→ **Stated goal**:
Return each line containing "Uçuşları".

→ **Data extract**:
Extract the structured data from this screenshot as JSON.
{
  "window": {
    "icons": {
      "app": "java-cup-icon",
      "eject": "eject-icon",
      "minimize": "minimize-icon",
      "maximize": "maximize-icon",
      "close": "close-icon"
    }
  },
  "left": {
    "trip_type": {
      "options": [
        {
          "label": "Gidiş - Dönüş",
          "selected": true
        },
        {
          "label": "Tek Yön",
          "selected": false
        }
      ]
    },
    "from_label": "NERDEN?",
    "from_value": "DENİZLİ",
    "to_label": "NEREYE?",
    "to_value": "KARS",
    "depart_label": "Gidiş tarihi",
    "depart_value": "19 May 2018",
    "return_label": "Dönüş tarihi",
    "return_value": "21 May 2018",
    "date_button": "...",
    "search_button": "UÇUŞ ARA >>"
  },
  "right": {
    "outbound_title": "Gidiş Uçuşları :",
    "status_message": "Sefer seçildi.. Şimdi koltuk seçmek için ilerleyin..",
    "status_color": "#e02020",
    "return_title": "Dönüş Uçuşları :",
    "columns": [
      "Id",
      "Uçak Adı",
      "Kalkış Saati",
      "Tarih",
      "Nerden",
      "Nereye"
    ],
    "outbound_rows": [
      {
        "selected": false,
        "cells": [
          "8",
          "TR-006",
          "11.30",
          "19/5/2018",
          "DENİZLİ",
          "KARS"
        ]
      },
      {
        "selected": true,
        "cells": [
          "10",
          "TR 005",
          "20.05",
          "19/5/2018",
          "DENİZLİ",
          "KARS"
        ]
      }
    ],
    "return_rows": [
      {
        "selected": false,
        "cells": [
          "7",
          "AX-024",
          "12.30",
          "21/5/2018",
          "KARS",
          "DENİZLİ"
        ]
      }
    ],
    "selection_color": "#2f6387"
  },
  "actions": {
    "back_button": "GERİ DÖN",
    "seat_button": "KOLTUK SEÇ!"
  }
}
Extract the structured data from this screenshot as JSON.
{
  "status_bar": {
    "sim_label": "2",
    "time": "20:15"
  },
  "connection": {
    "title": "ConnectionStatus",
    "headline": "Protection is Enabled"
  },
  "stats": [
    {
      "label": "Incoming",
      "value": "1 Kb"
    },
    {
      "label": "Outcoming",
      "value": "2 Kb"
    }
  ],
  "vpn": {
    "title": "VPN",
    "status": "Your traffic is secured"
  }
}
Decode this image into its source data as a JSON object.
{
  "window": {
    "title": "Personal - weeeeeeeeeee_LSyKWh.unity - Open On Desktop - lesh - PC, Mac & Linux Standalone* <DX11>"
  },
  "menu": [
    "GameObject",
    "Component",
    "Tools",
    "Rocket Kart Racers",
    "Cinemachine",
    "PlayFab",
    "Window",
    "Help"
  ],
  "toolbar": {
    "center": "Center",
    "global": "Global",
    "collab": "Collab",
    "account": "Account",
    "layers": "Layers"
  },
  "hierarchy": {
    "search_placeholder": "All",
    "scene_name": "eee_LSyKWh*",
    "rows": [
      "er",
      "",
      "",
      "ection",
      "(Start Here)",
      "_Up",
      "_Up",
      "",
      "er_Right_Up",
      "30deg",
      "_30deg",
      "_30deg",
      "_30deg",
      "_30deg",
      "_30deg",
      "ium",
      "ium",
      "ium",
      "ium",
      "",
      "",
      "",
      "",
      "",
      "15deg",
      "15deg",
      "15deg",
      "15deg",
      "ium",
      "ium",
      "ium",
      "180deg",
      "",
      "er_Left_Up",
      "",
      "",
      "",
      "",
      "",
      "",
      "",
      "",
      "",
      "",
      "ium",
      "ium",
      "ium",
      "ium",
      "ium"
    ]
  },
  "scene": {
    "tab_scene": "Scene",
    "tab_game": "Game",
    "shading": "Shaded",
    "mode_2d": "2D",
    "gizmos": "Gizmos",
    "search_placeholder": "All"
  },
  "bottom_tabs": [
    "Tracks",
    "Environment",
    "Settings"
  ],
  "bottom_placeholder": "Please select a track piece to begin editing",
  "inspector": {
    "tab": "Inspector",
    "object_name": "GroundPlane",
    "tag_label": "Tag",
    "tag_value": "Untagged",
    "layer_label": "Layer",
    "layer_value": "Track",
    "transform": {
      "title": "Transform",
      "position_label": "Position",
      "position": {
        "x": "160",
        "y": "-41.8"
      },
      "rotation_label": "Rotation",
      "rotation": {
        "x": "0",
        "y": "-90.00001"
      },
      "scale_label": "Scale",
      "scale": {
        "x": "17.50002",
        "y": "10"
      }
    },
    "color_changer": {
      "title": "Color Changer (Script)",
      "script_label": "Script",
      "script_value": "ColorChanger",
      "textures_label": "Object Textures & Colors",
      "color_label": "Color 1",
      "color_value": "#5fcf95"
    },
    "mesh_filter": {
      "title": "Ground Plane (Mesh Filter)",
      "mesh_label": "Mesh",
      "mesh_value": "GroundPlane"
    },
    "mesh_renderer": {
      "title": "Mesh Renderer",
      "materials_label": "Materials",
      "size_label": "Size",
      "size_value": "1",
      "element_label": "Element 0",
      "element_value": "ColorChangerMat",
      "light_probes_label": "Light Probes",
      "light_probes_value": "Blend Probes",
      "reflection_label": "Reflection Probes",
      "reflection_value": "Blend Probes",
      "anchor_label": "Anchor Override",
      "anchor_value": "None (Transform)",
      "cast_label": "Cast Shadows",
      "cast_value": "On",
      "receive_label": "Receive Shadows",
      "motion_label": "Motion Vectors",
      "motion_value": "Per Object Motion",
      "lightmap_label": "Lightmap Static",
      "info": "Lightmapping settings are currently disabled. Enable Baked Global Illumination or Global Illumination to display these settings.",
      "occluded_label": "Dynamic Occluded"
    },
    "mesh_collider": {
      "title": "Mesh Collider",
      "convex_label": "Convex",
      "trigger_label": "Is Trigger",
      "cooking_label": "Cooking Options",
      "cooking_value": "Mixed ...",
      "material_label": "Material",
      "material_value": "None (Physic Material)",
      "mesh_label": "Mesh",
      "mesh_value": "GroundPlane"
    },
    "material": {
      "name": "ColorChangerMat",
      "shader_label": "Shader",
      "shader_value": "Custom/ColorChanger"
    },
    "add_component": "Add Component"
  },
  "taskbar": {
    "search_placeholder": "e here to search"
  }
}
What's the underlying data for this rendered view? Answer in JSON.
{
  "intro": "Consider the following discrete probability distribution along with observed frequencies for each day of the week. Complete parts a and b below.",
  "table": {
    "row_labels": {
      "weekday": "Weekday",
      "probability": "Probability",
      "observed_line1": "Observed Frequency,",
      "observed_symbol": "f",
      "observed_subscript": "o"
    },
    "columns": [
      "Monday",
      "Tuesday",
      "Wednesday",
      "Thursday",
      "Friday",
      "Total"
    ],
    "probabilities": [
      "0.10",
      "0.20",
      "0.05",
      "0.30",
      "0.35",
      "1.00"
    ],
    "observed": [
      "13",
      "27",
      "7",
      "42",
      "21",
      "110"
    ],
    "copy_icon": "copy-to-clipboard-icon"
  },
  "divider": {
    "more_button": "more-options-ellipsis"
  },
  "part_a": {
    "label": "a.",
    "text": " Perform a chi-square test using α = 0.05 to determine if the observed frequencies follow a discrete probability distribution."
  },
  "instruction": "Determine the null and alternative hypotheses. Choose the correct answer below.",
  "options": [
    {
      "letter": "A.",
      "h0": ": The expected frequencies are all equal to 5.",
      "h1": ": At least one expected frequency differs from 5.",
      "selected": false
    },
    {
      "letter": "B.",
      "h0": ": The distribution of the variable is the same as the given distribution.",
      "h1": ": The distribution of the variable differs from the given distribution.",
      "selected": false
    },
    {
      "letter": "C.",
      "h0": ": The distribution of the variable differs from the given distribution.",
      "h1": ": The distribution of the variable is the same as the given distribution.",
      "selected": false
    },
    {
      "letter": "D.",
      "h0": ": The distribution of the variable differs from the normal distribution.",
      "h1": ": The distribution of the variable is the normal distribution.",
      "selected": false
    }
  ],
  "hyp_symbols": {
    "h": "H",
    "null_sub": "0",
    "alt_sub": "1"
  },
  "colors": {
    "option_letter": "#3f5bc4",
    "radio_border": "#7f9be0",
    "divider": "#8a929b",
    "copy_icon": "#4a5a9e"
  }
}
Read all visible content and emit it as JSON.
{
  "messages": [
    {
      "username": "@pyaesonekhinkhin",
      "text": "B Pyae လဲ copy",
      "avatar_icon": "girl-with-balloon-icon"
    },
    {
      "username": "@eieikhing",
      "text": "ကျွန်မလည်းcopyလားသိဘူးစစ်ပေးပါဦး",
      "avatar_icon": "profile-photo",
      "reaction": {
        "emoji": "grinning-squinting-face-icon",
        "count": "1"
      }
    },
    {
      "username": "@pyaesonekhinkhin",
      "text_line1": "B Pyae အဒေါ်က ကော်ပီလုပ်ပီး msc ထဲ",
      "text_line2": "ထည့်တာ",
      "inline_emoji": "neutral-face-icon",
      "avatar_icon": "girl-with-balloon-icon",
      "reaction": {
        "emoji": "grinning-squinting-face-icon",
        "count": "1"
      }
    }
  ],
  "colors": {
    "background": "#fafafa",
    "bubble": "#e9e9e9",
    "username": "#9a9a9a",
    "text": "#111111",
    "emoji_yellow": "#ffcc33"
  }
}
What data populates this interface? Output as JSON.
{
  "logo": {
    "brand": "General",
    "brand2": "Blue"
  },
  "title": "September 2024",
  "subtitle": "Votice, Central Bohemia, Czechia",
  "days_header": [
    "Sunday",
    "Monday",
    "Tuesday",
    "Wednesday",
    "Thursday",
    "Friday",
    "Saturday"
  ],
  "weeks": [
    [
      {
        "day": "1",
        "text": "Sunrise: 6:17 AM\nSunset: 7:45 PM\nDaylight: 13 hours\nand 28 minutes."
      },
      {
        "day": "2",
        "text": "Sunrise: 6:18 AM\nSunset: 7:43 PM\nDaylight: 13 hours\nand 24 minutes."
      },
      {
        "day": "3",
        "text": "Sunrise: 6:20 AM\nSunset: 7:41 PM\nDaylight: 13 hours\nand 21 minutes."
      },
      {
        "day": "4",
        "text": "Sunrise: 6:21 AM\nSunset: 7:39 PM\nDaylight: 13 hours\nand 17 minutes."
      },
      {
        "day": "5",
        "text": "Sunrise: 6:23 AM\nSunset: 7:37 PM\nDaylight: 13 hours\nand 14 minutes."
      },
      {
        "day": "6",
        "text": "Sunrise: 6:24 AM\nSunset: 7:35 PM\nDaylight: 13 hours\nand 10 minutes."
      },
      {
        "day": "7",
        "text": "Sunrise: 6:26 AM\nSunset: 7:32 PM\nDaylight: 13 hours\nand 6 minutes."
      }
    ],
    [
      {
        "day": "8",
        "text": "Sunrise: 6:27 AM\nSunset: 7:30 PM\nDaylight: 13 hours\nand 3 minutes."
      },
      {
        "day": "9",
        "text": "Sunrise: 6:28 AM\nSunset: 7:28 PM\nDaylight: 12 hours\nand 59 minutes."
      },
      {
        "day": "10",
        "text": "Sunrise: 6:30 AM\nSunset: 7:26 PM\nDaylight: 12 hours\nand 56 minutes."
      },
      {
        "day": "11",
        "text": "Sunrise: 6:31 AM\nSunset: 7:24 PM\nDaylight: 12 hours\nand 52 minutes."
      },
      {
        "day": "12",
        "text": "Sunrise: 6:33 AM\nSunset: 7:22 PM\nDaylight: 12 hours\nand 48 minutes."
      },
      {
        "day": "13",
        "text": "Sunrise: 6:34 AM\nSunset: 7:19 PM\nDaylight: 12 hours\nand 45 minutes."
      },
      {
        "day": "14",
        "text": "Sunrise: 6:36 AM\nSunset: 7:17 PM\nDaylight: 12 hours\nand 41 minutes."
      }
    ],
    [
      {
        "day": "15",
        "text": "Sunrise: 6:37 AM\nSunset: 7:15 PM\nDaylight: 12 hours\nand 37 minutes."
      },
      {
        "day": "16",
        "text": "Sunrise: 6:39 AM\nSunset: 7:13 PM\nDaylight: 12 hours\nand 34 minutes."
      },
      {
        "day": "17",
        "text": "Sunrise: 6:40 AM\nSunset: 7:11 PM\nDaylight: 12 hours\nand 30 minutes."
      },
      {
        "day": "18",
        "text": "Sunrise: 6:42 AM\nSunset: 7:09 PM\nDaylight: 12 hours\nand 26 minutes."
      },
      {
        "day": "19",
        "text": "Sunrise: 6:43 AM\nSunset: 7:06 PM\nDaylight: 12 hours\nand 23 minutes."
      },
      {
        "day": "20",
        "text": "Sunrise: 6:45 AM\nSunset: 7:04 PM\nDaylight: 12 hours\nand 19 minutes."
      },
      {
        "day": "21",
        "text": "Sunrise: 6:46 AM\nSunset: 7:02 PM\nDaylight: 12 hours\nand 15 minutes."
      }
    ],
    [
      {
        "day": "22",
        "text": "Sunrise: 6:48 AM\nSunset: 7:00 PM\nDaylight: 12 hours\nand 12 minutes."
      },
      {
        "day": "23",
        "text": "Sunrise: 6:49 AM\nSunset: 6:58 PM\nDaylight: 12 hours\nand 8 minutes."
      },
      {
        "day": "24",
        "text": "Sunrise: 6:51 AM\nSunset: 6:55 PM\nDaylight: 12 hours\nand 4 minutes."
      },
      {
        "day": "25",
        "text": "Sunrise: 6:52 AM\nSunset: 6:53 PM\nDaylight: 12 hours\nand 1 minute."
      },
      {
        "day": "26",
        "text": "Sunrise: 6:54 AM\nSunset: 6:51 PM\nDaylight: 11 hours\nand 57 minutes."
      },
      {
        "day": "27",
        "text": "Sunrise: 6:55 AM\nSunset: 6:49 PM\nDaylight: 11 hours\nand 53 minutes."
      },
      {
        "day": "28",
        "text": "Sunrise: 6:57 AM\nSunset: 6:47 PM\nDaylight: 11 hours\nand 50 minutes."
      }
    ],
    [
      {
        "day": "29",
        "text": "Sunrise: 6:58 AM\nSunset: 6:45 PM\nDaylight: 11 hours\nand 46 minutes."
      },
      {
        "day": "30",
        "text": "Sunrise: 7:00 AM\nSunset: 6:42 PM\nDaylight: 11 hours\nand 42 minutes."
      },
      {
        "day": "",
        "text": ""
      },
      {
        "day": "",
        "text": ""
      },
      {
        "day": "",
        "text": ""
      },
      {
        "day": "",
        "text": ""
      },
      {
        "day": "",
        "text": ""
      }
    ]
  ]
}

→ **The response**:
    "outbound_title": "Gidiş Uçuşları :",
    "return_title": "Dönüş Uçuşları :",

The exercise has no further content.